AIM OF THE TASK: From the records below, give the number of lines that contain the string "JSON", without any other text.

DATA ROWS:
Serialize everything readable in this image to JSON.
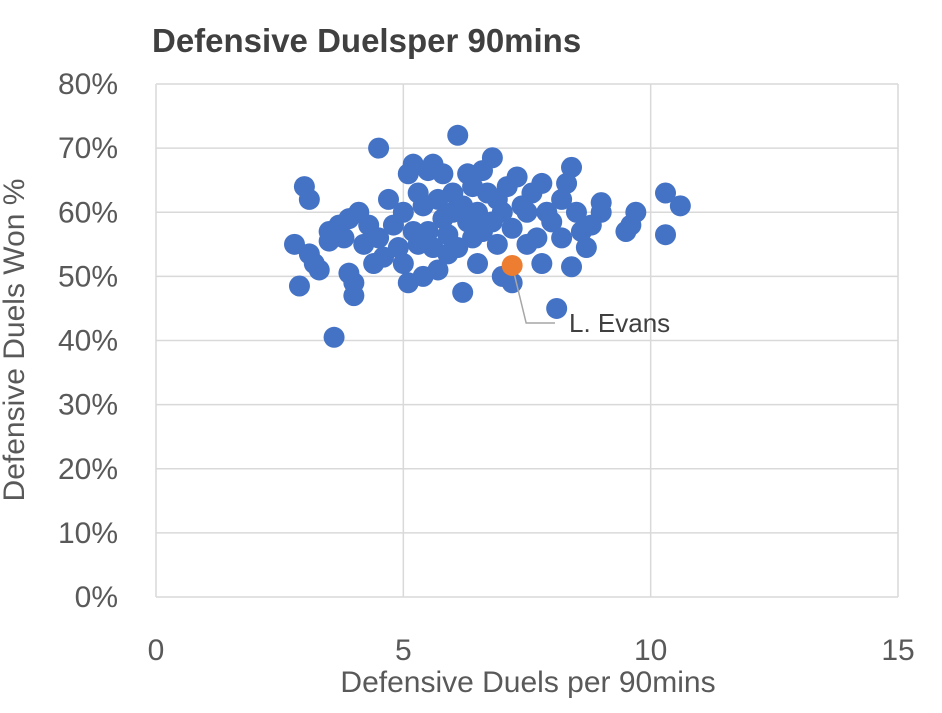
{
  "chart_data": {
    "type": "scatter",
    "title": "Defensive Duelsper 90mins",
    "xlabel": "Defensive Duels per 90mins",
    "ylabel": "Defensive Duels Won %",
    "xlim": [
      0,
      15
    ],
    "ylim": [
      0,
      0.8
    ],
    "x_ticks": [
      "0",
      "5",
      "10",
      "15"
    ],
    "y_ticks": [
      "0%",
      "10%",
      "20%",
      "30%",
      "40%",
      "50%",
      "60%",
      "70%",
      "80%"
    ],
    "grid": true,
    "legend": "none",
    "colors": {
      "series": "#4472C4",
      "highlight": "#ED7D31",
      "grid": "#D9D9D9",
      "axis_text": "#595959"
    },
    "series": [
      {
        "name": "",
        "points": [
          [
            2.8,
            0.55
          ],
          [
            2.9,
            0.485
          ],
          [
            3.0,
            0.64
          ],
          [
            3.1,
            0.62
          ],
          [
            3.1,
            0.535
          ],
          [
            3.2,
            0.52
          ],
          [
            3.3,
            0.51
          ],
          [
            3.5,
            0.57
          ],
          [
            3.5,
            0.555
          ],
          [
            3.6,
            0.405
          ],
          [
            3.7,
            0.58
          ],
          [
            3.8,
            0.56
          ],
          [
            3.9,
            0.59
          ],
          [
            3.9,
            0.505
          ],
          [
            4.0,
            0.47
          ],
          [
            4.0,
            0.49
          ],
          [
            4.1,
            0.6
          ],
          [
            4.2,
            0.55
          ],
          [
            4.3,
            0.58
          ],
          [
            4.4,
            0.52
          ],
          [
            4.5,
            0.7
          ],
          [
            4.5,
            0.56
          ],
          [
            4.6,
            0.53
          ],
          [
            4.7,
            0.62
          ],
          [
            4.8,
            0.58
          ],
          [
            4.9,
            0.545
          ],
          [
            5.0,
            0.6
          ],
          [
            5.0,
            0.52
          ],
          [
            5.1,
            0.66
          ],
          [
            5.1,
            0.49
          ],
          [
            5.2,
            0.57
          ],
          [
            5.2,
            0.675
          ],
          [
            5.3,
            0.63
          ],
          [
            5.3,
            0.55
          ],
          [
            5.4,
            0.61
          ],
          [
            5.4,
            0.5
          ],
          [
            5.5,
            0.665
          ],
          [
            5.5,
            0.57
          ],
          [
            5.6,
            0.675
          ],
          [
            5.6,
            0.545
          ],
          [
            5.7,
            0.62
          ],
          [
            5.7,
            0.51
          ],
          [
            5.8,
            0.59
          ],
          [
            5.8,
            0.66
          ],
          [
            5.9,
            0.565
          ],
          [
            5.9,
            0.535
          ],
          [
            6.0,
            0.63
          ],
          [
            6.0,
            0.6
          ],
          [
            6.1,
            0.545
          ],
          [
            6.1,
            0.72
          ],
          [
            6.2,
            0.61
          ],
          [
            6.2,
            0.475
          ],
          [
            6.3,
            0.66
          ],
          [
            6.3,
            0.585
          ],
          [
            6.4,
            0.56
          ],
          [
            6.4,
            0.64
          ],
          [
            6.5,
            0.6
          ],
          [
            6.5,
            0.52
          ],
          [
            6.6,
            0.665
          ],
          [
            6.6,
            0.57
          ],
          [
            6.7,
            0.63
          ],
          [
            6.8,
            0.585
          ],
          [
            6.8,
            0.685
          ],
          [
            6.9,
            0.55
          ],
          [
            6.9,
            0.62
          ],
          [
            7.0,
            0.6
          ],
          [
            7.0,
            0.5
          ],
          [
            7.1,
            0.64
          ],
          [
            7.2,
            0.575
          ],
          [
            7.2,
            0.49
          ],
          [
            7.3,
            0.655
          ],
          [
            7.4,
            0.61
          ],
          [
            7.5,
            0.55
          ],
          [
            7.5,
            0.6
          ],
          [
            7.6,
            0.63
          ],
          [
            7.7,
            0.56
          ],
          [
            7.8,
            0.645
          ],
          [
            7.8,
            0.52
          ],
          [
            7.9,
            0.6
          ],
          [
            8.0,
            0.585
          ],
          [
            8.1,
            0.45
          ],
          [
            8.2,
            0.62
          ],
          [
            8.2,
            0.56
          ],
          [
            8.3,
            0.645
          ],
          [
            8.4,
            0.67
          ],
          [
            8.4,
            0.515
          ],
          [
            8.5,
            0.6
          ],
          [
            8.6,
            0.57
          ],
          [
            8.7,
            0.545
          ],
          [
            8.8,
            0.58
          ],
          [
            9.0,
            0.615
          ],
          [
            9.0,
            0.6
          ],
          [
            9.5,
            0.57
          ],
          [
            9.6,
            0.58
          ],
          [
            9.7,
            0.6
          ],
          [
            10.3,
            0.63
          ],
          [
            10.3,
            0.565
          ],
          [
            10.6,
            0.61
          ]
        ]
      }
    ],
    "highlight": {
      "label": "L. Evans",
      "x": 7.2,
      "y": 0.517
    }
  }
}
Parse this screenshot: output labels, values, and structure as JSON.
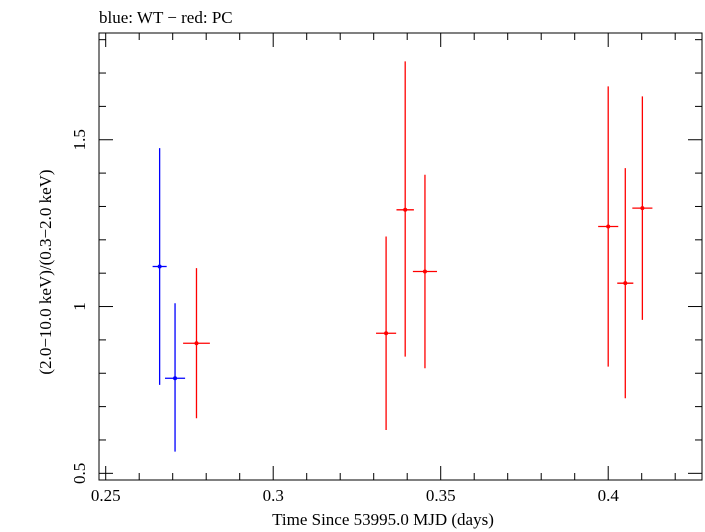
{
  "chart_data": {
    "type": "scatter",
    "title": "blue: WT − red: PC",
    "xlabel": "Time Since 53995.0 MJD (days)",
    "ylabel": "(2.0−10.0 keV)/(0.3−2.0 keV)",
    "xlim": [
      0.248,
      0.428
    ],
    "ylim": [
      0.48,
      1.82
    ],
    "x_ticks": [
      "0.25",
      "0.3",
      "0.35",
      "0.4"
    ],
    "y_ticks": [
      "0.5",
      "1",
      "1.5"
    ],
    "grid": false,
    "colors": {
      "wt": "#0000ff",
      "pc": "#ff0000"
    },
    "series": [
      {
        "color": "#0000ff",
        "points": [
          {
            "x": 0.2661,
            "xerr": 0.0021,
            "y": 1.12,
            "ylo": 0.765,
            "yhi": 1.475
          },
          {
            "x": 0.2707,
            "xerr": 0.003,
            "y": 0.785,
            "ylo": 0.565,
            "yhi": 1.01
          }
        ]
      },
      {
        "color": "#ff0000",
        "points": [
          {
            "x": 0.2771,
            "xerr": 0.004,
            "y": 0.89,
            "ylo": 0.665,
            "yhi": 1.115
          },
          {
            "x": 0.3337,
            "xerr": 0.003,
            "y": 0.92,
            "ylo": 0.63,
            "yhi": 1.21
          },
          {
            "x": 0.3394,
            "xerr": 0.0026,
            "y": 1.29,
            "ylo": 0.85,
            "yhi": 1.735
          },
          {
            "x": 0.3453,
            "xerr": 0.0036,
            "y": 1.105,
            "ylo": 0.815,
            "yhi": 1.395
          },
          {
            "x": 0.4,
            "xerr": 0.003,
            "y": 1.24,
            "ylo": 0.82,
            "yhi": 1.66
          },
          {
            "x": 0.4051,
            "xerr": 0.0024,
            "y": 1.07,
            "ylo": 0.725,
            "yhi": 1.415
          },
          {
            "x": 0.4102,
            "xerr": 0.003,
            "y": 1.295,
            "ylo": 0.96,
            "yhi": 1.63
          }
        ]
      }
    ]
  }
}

COMPLETE RESPONSE: 2